INFORMATION SUPPLIED:
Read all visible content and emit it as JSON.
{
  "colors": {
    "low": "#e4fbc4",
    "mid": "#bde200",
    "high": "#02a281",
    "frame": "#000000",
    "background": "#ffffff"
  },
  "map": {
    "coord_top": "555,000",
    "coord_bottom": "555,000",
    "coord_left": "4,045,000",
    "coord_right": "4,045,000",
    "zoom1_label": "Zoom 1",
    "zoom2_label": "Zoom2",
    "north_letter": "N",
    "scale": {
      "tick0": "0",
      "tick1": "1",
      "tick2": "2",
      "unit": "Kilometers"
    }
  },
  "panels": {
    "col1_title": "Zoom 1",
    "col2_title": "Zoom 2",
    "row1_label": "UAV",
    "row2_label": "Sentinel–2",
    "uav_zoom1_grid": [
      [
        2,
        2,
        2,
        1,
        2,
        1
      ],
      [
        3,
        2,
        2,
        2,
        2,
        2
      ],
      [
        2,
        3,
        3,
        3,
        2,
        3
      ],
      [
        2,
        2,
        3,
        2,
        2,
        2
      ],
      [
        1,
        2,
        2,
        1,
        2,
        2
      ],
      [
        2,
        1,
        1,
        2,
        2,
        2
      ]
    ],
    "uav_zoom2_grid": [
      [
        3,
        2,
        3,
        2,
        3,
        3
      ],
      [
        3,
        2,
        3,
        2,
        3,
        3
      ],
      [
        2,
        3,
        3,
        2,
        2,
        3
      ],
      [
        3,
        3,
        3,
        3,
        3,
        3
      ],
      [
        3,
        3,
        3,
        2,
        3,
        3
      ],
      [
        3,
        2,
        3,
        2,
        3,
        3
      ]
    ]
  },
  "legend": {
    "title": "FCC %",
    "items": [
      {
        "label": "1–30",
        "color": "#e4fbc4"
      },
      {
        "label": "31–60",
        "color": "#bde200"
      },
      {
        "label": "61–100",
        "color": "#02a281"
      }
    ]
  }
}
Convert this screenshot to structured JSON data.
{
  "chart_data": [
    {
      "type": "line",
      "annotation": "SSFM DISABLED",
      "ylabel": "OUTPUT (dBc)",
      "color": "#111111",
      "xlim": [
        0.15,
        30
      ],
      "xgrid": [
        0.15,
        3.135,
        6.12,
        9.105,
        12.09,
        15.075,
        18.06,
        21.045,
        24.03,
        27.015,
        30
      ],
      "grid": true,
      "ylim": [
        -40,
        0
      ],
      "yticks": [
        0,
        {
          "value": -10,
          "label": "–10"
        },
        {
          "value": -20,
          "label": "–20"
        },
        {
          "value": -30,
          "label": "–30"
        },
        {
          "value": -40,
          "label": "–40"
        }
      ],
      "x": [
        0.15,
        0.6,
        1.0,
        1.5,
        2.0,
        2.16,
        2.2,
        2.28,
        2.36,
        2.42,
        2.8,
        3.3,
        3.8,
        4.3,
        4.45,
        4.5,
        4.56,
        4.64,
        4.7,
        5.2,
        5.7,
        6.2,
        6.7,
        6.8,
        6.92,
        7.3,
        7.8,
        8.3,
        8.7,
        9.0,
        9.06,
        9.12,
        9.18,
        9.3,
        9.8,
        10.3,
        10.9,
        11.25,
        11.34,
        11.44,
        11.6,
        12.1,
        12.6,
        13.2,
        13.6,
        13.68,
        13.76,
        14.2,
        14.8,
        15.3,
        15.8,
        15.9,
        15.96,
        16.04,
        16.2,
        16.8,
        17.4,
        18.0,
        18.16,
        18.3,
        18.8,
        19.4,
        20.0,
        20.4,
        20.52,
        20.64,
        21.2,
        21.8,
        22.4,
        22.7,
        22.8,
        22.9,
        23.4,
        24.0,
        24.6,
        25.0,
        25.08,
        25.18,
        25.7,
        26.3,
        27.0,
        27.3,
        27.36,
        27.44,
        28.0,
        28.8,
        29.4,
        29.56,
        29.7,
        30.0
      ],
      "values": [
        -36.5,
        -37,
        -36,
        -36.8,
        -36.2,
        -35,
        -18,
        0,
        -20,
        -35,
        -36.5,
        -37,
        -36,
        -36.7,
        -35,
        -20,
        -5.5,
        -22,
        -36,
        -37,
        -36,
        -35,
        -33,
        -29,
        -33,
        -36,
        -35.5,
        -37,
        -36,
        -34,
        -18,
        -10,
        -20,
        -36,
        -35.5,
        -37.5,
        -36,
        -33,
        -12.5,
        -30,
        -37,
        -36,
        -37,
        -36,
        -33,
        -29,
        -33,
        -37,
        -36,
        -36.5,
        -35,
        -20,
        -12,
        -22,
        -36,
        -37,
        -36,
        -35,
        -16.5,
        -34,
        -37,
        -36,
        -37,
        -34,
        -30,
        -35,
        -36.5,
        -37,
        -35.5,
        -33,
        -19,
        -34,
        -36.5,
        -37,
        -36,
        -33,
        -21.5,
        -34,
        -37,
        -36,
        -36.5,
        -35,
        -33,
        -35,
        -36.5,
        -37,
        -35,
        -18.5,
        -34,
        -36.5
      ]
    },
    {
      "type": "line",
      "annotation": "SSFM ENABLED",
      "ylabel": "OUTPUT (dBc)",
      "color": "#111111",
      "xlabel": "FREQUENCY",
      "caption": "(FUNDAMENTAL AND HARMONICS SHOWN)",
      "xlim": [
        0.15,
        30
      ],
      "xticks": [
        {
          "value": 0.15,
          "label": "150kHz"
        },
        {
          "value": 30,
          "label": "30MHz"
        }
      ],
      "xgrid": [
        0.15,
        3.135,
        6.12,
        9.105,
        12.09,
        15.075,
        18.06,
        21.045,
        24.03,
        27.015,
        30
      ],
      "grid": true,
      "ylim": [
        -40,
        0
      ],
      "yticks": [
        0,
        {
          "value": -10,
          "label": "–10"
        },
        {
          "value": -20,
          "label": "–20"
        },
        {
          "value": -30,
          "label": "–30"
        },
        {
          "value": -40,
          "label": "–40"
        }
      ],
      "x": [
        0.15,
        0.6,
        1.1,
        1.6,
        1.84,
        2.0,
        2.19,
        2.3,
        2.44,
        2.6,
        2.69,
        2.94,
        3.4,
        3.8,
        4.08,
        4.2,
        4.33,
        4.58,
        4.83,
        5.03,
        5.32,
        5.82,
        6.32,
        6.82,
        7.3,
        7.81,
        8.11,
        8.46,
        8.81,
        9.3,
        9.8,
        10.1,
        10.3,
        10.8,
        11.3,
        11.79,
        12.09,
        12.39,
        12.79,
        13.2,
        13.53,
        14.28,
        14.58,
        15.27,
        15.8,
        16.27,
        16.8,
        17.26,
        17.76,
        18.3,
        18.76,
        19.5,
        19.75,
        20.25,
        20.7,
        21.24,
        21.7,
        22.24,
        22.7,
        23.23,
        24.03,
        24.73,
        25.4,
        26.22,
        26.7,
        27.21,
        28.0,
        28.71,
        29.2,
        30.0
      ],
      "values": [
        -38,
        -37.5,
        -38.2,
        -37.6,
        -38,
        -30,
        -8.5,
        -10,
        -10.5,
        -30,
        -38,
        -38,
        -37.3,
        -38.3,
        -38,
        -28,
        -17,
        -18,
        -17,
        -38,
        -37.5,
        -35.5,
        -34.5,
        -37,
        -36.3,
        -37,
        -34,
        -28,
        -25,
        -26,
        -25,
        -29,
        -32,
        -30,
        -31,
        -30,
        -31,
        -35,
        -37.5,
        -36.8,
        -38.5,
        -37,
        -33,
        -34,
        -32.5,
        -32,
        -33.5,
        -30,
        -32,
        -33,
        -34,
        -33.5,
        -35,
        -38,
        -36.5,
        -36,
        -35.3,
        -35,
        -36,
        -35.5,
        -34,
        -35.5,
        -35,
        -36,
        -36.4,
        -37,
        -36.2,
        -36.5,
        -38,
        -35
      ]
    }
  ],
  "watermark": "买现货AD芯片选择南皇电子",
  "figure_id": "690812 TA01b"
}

THE PROBLEM: Copy every line that contains the string "SSFM".

WRITTEN RESPONSE:
      "annotation": "SSFM DISABLED",
      "annotation": "SSFM ENABLED",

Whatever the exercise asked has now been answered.